• _Recorded data_
• • • •

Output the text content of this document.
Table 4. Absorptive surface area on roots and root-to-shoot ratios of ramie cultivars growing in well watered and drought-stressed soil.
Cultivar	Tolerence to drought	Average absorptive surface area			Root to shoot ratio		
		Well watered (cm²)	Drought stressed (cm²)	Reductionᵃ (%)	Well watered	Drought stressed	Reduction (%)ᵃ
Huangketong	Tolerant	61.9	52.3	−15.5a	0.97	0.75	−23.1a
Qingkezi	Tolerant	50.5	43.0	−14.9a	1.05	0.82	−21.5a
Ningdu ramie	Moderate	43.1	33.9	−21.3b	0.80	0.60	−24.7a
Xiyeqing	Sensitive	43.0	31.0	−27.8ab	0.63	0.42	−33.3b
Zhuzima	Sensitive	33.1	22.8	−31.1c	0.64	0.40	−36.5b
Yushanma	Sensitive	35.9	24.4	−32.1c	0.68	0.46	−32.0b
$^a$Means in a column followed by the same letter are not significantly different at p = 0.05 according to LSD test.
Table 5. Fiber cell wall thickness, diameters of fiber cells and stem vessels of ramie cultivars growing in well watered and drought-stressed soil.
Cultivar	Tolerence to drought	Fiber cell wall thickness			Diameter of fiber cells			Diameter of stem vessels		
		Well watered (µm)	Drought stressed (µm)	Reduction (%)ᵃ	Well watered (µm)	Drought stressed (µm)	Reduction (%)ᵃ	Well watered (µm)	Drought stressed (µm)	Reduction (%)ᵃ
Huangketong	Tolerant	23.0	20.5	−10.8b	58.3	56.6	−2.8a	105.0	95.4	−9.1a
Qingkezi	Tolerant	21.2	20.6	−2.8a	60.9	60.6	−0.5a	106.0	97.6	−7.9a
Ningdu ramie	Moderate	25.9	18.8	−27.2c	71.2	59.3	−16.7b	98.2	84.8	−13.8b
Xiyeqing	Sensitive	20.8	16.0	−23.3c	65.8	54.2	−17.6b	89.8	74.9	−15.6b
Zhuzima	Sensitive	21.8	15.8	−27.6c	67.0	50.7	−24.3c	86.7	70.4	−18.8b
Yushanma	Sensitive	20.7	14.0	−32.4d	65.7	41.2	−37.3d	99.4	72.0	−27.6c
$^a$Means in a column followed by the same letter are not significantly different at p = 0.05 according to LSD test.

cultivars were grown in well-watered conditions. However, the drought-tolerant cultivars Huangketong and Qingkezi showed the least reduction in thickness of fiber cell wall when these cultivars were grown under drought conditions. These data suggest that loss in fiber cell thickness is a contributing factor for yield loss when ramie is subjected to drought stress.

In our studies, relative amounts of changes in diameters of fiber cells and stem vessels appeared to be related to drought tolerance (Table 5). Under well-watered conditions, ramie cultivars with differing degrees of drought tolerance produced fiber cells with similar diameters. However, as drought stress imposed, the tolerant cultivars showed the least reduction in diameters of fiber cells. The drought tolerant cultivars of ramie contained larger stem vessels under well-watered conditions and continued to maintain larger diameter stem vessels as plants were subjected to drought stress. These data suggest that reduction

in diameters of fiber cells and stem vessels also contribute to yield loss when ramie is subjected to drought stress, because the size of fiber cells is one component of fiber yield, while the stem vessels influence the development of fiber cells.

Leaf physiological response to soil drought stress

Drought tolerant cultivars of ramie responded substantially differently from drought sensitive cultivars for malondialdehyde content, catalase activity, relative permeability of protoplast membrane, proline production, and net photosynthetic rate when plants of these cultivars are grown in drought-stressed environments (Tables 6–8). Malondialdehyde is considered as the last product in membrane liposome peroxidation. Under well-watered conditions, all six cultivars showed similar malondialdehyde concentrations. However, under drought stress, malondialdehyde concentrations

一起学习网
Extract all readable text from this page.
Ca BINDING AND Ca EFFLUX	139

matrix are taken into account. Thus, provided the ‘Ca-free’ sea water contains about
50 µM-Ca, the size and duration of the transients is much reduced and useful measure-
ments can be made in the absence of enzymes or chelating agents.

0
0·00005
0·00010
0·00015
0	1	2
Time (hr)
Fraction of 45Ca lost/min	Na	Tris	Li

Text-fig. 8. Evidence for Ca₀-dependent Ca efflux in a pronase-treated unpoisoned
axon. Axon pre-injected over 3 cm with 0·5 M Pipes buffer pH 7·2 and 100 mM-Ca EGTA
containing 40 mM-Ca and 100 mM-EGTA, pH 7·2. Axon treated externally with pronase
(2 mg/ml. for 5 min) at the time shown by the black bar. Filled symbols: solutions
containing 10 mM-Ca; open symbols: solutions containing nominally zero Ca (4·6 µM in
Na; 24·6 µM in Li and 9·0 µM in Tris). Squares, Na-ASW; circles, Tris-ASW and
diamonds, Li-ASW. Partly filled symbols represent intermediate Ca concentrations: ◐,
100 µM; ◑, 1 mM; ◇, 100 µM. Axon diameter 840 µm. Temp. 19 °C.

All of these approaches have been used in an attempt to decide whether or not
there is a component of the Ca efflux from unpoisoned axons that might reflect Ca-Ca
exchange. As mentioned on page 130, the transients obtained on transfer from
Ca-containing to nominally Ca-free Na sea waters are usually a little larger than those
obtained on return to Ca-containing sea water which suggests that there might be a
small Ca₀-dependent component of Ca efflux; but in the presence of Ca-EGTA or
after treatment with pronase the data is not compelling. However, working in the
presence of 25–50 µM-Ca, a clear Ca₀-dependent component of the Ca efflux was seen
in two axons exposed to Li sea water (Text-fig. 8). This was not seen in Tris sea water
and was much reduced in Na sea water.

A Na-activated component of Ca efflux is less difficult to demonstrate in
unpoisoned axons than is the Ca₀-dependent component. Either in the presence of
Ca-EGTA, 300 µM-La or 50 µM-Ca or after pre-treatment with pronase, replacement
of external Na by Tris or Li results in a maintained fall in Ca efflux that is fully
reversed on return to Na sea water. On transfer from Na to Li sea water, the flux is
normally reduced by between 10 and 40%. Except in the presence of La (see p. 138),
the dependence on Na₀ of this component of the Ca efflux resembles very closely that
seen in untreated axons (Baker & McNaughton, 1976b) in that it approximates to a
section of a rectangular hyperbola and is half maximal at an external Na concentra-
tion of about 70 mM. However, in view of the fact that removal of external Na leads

• • • •

• _TASK REQUIREMENTS_
Transcribe the records above exactly.

• _RESPONSE AREA_
Output the text content of this document.
Table 4. Absorptive surface area on roots and root-to-shoot ratios of ramie cultivars growing in well watered and drought-stressed soil.
Cultivar	Tolerence to drought	Average absorptive surface area			Root to shoot ratio		
		Well watered (cm²)	Drought stressed (cm²)	Reductionᵃ (%)	Well watered	Drought stressed	Reduction (%)ᵃ
Huangketong	Tolerant	61.9	52.3	−15.5a	0.97	0.75	−23.1a
Qingkezi	Tolerant	50.5	43.0	−14.9a	1.05	0.82	−21.5a
Ningdu ramie	Moderate	43.1	33.9	−21.3b	0.80	0.60	−24.7a
Xiyeqing	Sensitive	43.0	31.0	−27.8ab	0.63	0.42	−33.3b
Zhuzima	Sensitive	33.1	22.8	−31.1c	0.64	0.40	−36.5b
Yushanma	Sensitive	35.9	24.4	−32.1c	0.68	0.46	−32.0b
$^a$Means in a column followed by the same letter are not significantly different at p = 0.05 according to LSD test.
Table 5. Fiber cell wall thickness, diameters of fiber cells and stem vessels of ramie cultivars growing in well watered and drought-stressed soil.
Cultivar	Tolerence to drought	Fiber cell wall thickness			Diameter of fiber cells			Diameter of stem vessels		
		Well watered (µm)	Drought stressed (µm)	Reduction (%)ᵃ	Well watered (µm)	Drought stressed (µm)	Reduction (%)ᵃ	Well watered (µm)	Drought stressed (µm)	Reduction (%)ᵃ
Huangketong	Tolerant	23.0	20.5	−10.8b	58.3	56.6	−2.8a	105.0	95.4	−9.1a
Qingkezi	Tolerant	21.2	20.6	−2.8a	60.9	60.6	−0.5a	106.0	97.6	−7.9a
Ningdu ramie	Moderate	25.9	18.8	−27.2c	71.2	59.3	−16.7b	98.2	84.8	−13.8b
Xiyeqing	Sensitive	20.8	16.0	−23.3c	65.8	54.2	−17.6b	89.8	74.9	−15.6b
Zhuzima	Sensitive	21.8	15.8	−27.6c	67.0	50.7	−24.3c	86.7	70.4	−18.8b
Yushanma	Sensitive	20.7	14.0	−32.4d	65.7	41.2	−37.3d	99.4	72.0	−27.6c
$^a$Means in a column followed by the same letter are not significantly different at p = 0.05 according to LSD test.

cultivars were grown in well-watered conditions. However, the drought-tolerant cultivars Huangketong and Qingkezi showed the least reduction in thickness of fiber cell wall when these cultivars were grown under drought conditions. These data suggest that loss in fiber cell thickness is a contributing factor for yield loss when ramie is subjected to drought stress.

In our studies, relative amounts of changes in diameters of fiber cells and stem vessels appeared to be related to drought tolerance (Table 5). Under well-watered conditions, ramie cultivars with differing degrees of drought tolerance produced fiber cells with similar diameters. However, as drought stress imposed, the tolerant cultivars showed the least reduction in diameters of fiber cells. The drought tolerant cultivars of ramie contained larger stem vessels under well-watered conditions and continued to maintain larger diameter stem vessels as plants were subjected to drought stress. These data suggest that reduction

in diameters of fiber cells and stem vessels also contribute to yield loss when ramie is subjected to drought stress, because the size of fiber cells is one component of fiber yield, while the stem vessels influence the development of fiber cells.

Leaf physiological response to soil drought stress

Drought tolerant cultivars of ramie responded substantially differently from drought sensitive cultivars for malondialdehyde content, catalase activity, relative permeability of protoplast membrane, proline production, and net photosynthetic rate when plants of these cultivars are grown in drought-stressed environments (Tables 6–8). Malondialdehyde is considered as the last product in membrane liposome peroxidation. Under well-watered conditions, all six cultivars showed similar malondialdehyde concentrations. However, under drought stress, malondialdehyde concentrations

一起学习网
Extract all readable text from this page.
Ca BINDING AND Ca EFFLUX	139

matrix are taken into account. Thus, provided the ‘Ca-free’ sea water contains about
50 µM-Ca, the size and duration of the transients is much reduced and useful measure-
ments can be made in the absence of enzymes or chelating agents.

0
0·00005
0·00010
0·00015
0	1	2
Time (hr)
Fraction of 45Ca lost/min	Na	Tris	Li

Text-fig. 8. Evidence for Ca₀-dependent Ca efflux in a pronase-treated unpoisoned
axon. Axon pre-injected over 3 cm with 0·5 M Pipes buffer pH 7·2 and 100 mM-Ca EGTA
containing 40 mM-Ca and 100 mM-EGTA, pH 7·2. Axon treated externally with pronase
(2 mg/ml. for 5 min) at the time shown by the black bar. Filled symbols: solutions
containing 10 mM-Ca; open symbols: solutions containing nominally zero Ca (4·6 µM in
Na; 24·6 µM in Li and 9·0 µM in Tris). Squares, Na-ASW; circles, Tris-ASW and
diamonds, Li-ASW. Partly filled symbols represent intermediate Ca concentrations: ◐,
100 µM; ◑, 1 mM; ◇, 100 µM. Axon diameter 840 µm. Temp. 19 °C.

All of these approaches have been used in an attempt to decide whether or not
there is a component of the Ca efflux from unpoisoned axons that might reflect Ca-Ca
exchange. As mentioned on page 130, the transients obtained on transfer from
Ca-containing to nominally Ca-free Na sea waters are usually a little larger than those
obtained on return to Ca-containing sea water which suggests that there might be a
small Ca₀-dependent component of Ca efflux; but in the presence of Ca-EGTA or
after treatment with pronase the data is not compelling. However, working in the
presence of 25–50 µM-Ca, a clear Ca₀-dependent component of the Ca efflux was seen
in two axons exposed to Li sea water (Text-fig. 8). This was not seen in Tris sea water
and was much reduced in Na sea water.

A Na-activated component of Ca efflux is less difficult to demonstrate in
unpoisoned axons than is the Ca₀-dependent component. Either in the presence of
Ca-EGTA, 300 µM-La or 50 µM-Ca or after pre-treatment with pronase, replacement
of external Na by Tris or Li results in a maintained fall in Ca efflux that is fully
reversed on return to Na sea water. On transfer from Na to Li sea water, the flux is
normally reduced by between 10 and 40%. Except in the presence of La (see p. 138),
the dependence on Na₀ of this component of the Ca efflux resembles very closely that
seen in untreated axons (Baker & McNaughton, 1976b) in that it approximates to a
section of a rectangular hyperbola and is half maximal at an external Na concentra-
tion of about 70 mM. However, in view of the fact that removal of external Na leads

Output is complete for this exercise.